■ Tarea asignada 1:
En el texto sobre el lenguaje y la violencia, ¿quién examinó los juegos narrativos de los medios entendidos políticamente?
■ Tarea asignada 2:
Retoma el texto sobre el lenguaje mediático y la violencia justo después de su última oración.

Lenguaje y construcción de la subjetividad, entonces, temas que pueden hacer, y que han hecho, las delicias de los románticos; lenguaje con el que hablamos y pensamos la violencia. Pero ¿cuáles son las conversaciones de ese lenguaje? ¿Y cuáles son los mecanismos mediante los cuales las construimos en la vida cotidiana? (Clegg)[1] Más que partir de una realidad exterior a ellas, que nuestro lenguaje ni oculta ni revela, nuestras conversaciones son juegos del discurso del poder, como viera Foucault. Y en lo que refiere específicamente a los medios, Mumby (1998) examinó esos juegos narrativos entendidos políticamente y Habermas (1987) resaltó las pretensiones de verdad de los mismos y de sus actos de habla que podían convertirse, en palabras de Edelman (1964), en “una gratificación sustitutiva del placer de remodelar el medio ambiente concreto”[2] o, dicho de otra manera, en una redención de la violencia. Es decir, el lenguaje mediático sobre la violencia delictiva quiere narrar, contar, ponernos al día, satisfacernos temporariamente, melodramáticamente, mientras “remodela” por nosotros, en nosotros y con nosotros el “medio ambiente concreto”.

■ Registros de diseño:

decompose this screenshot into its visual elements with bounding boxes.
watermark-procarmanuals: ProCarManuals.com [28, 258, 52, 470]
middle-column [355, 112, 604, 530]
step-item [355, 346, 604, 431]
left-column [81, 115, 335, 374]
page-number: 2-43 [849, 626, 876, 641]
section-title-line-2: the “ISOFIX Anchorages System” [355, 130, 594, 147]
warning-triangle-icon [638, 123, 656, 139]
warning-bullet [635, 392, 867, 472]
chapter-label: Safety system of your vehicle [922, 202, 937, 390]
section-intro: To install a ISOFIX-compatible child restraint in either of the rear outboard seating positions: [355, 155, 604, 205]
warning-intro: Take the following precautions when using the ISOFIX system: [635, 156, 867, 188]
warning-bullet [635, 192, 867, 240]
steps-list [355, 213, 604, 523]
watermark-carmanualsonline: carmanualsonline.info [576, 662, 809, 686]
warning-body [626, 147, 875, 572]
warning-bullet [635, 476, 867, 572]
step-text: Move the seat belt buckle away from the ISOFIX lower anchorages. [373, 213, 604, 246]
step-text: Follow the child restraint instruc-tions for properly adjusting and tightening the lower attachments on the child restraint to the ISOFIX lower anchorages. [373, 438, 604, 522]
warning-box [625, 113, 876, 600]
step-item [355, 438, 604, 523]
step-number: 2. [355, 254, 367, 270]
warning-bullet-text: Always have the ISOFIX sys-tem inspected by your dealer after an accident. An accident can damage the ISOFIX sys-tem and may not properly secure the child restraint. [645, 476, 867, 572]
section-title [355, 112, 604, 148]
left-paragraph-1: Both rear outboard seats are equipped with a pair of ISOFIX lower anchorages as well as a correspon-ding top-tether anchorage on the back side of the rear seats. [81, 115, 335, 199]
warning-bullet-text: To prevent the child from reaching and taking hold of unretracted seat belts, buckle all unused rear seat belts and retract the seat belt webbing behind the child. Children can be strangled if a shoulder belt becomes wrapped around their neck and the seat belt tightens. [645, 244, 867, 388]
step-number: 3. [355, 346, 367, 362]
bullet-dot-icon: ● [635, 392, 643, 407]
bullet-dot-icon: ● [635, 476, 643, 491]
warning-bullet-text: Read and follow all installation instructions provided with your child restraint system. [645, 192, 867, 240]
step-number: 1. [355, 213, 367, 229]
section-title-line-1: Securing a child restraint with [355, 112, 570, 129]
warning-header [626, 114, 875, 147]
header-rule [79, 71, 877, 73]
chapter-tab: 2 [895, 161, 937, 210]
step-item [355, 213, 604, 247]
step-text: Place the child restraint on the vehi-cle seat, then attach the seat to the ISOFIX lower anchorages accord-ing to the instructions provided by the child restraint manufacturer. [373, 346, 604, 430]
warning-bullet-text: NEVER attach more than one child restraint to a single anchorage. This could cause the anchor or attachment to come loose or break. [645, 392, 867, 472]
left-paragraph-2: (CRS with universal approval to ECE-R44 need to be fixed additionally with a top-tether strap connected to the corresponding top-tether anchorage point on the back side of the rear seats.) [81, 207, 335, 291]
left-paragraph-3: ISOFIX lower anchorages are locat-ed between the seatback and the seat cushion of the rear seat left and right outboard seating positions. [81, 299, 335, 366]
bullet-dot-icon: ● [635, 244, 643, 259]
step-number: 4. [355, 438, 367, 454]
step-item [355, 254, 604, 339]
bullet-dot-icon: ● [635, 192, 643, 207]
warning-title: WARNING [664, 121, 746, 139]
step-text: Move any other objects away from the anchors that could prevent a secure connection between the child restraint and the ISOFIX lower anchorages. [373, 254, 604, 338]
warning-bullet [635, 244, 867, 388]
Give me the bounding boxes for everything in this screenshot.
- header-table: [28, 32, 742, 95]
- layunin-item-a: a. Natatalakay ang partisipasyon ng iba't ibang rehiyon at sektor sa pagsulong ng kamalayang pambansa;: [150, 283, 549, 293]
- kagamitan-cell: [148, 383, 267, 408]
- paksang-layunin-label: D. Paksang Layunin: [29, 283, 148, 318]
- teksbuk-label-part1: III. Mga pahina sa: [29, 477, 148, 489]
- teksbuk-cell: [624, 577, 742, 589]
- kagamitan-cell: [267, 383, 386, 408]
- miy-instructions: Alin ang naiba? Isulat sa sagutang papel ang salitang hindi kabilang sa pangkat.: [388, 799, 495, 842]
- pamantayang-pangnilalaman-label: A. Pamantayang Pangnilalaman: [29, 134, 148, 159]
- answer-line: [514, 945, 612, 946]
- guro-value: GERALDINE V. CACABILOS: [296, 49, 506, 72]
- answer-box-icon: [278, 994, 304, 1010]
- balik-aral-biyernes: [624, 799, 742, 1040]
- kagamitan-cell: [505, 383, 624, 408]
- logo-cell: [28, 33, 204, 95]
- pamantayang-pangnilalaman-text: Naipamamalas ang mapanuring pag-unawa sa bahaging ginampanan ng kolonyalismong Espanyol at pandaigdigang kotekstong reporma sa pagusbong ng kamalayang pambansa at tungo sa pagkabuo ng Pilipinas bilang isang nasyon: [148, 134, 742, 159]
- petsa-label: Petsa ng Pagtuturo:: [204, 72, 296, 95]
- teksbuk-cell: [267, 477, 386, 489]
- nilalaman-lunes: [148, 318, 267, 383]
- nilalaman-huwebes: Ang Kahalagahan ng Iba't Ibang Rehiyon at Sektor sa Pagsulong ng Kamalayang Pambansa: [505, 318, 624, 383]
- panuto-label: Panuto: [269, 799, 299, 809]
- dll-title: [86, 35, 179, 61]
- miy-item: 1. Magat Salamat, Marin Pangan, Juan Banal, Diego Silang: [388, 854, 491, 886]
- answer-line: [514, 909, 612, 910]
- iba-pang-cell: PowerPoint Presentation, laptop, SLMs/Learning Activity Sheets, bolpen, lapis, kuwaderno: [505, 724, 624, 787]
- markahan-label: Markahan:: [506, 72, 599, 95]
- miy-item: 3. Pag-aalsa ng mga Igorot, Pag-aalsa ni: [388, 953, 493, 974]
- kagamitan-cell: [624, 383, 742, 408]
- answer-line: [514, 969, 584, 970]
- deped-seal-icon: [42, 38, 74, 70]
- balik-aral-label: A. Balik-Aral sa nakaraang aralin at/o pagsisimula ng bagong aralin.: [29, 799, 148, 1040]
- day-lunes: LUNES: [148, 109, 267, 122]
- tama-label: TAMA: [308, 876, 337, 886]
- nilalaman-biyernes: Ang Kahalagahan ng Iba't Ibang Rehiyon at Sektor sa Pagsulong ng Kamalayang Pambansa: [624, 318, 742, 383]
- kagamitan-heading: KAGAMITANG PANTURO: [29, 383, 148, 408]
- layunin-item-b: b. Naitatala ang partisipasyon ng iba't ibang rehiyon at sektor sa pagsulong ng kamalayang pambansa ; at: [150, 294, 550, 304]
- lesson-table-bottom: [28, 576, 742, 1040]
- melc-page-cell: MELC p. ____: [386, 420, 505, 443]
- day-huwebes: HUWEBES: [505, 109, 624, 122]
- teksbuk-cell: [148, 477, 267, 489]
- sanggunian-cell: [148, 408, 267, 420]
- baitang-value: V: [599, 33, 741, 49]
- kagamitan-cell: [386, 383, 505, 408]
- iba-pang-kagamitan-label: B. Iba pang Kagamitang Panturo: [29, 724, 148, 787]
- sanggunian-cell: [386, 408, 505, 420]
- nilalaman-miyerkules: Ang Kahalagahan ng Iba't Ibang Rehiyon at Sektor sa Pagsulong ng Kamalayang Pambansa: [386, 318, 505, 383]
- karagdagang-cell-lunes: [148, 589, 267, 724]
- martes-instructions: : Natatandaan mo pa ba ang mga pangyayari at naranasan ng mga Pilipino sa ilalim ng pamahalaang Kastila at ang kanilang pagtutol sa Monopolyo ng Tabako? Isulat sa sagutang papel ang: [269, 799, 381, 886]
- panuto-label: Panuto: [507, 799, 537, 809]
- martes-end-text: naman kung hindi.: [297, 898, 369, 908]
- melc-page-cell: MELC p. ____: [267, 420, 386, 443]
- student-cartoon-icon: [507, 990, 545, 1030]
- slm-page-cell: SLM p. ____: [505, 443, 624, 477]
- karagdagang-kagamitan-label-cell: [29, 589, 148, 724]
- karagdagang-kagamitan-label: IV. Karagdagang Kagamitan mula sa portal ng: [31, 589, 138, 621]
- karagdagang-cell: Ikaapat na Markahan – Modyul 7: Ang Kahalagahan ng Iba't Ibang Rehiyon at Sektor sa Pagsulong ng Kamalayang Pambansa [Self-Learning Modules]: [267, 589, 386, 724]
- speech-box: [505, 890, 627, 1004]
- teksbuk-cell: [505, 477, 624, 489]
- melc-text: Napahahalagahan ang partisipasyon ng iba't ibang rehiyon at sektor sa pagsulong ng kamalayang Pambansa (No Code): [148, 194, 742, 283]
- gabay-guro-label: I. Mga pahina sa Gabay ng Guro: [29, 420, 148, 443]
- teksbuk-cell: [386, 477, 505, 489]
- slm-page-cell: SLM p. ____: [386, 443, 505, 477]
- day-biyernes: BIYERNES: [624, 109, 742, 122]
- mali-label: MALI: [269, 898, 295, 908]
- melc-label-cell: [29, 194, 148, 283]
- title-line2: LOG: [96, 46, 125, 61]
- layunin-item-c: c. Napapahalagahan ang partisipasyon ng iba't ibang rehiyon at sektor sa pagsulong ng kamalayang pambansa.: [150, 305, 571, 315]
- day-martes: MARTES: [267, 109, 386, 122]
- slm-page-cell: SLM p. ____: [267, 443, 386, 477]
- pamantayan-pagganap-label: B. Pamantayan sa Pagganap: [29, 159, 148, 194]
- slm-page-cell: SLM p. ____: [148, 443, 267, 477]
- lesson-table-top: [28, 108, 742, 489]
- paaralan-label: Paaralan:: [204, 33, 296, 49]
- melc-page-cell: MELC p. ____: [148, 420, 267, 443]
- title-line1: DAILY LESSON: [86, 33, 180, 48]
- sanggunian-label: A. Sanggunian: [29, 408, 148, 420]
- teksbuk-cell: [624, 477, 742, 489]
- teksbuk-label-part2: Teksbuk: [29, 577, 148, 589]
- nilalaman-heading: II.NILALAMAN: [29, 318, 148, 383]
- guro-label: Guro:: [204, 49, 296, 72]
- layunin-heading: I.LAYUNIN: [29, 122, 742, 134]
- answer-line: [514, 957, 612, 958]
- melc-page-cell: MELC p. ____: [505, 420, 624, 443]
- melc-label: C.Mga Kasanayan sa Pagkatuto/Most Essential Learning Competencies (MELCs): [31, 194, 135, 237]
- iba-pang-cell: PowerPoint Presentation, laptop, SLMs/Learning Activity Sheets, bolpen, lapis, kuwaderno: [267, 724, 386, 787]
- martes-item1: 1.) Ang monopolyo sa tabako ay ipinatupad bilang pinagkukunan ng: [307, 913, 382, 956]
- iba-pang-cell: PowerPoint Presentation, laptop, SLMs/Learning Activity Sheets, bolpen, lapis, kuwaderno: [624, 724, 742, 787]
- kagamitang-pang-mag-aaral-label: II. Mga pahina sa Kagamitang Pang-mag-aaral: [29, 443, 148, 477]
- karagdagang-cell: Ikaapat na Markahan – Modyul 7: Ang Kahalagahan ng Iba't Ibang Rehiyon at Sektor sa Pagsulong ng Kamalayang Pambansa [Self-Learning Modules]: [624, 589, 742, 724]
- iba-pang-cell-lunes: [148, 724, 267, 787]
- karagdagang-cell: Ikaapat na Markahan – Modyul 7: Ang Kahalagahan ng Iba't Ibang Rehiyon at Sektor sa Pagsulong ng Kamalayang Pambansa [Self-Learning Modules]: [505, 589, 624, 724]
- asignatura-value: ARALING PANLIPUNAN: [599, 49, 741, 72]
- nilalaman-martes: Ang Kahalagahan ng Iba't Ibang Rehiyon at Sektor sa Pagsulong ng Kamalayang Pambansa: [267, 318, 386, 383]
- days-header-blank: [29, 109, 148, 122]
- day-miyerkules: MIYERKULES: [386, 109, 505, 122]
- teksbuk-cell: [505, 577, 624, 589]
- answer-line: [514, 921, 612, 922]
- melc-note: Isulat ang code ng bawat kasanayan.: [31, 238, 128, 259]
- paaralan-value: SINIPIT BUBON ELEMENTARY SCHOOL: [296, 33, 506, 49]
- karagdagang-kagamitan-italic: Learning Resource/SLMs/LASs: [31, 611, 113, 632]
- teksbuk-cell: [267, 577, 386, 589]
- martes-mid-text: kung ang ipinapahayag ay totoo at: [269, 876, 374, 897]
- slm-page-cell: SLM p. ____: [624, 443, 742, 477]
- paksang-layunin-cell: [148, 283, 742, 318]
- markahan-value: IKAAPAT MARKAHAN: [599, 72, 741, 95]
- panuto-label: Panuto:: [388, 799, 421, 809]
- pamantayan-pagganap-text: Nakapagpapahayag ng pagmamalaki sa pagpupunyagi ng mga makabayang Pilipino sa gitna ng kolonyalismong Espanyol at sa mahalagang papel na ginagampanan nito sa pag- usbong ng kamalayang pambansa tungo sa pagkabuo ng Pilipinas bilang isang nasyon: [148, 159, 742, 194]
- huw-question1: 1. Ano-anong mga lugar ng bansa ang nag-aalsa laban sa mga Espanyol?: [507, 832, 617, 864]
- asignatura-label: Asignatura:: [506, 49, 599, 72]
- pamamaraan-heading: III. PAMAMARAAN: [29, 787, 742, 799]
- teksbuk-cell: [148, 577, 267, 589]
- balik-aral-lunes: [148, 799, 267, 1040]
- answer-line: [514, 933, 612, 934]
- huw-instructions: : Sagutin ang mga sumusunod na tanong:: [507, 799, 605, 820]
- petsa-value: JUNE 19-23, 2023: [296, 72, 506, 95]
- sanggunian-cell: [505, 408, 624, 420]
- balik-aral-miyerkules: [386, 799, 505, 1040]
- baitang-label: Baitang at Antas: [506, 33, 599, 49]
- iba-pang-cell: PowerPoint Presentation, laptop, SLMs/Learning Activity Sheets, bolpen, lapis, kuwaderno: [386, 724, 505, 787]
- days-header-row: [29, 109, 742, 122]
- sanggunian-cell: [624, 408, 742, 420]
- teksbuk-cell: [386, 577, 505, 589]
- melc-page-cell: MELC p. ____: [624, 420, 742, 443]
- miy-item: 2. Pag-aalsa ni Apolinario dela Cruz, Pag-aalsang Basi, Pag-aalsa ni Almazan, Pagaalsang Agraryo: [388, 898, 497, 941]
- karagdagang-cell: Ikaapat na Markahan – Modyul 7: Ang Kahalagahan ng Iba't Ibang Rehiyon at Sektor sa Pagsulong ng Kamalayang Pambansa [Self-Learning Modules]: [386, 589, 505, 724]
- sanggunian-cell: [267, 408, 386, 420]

■ Respuesta 1:
Mumby (1998).

■ Respuesta 2:
Nadie discute a los medios como agentes de socialización. Si esto es así, contra los defensores del mero entretenimiento y la industria como función primordial de los medios, y acordando en que la calidad del lenguaje de los mismos enriquece nuestra existencia política, se ha afirmado con razón que no es irracional abogar por un sistema de mediaciones simbólicas que facilite un marco reflexivo que haga ese lenguaje más inmune a su violentamiento (A. Teijeiro, Farré, F. Pedemonte 124), en tanto tales mediaciones simbólicas contribuyen a nuestro conocimiento del mundo y nuestro accionar en el mismo. Pero si la socialización es siempre coercitiva, si una lengua es “un dialecto con un ejército” como la definiera Max Weinreich, si “la lengua siempre fue compañera del imperio” tal como advertiera en 1492 el humanista Antonio de Nebrija en el prólogo a la primera gramática castellana, si una lengua sin Estado es una lengua en peligro, la violencia se encuentra ya en la historia de la lengua que se desea inculcar o proteger, circunstancia omitida por quienes raudamente afloran en la escena pública condenando sin más la procacidad del lenguaje mediático.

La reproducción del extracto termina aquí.